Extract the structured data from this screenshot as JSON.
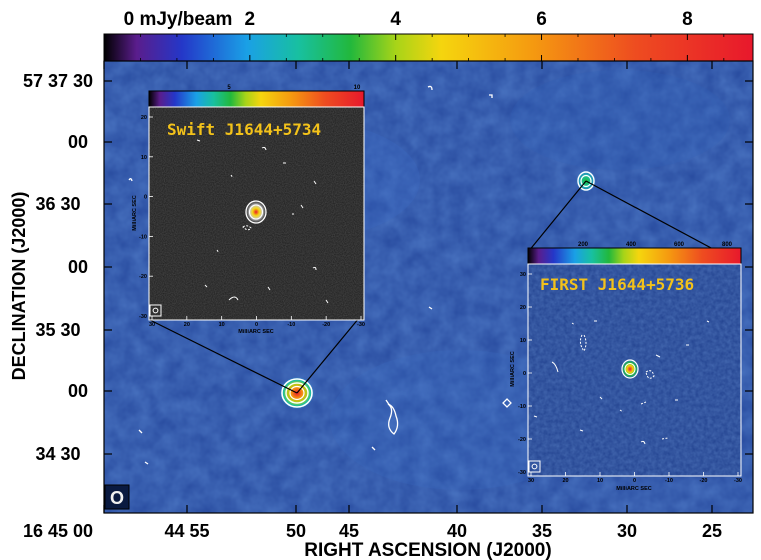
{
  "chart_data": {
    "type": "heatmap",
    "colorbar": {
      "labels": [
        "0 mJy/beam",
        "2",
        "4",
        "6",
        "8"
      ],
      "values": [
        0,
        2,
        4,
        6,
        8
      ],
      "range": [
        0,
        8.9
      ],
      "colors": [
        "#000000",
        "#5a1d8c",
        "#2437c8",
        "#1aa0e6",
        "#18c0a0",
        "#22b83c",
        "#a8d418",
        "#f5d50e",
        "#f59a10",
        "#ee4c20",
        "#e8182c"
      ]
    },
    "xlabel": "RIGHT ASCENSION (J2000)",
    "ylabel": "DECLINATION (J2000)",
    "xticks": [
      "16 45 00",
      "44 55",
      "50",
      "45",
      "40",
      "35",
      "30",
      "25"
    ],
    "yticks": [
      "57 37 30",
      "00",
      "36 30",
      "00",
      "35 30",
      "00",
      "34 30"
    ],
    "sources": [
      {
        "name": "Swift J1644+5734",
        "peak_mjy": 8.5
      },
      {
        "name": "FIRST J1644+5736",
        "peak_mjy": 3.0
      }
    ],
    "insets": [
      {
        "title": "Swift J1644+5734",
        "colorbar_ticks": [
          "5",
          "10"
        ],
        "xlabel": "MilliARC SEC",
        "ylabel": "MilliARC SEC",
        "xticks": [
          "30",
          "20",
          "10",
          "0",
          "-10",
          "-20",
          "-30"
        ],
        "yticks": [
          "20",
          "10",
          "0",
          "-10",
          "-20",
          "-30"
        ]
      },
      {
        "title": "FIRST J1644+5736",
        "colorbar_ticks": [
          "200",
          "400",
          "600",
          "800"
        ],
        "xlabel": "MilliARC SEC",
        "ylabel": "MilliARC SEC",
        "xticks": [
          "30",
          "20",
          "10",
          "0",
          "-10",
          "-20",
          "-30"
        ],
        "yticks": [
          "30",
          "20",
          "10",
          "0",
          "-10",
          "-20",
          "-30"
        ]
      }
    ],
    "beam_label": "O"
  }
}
* * *
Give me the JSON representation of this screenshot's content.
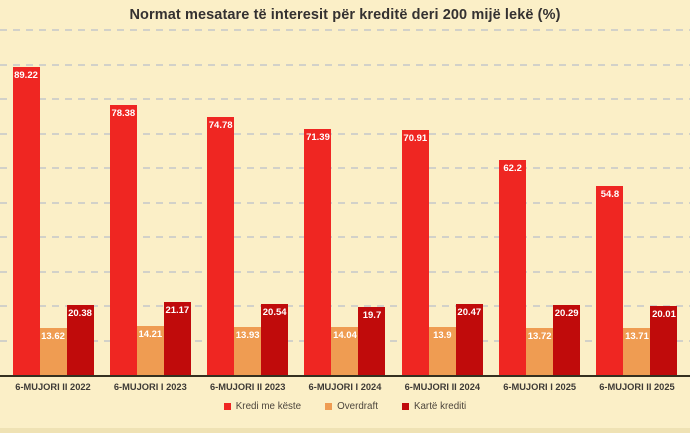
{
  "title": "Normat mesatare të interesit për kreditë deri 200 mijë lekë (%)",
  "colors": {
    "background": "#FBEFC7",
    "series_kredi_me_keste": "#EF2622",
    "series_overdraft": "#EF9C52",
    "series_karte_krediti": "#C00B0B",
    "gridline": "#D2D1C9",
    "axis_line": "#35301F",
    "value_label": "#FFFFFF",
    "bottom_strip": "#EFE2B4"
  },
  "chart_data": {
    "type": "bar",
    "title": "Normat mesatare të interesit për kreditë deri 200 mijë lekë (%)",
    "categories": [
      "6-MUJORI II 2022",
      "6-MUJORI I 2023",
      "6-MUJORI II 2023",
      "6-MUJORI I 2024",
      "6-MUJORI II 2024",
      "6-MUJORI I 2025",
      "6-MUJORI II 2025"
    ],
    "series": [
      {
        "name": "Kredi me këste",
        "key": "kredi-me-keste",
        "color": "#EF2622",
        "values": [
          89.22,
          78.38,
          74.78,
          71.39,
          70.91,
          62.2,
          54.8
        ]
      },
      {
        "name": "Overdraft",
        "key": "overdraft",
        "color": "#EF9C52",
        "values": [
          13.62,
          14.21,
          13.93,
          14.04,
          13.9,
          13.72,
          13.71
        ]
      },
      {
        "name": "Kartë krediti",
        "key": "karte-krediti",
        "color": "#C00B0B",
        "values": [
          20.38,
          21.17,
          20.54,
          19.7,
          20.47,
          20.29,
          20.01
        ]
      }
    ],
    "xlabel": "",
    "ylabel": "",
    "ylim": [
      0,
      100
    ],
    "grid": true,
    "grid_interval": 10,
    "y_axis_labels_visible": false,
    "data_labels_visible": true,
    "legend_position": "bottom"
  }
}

Work instructions:
Scan the listing above and copy all lines containing the word "lekë".

Expected answer:
  "title": "Normat mesatare të interesit për kreditë deri 200 mijë lekë (%)",
    "title": "Normat mesatare të interesit për kreditë deri 200 mijë lekë (%)",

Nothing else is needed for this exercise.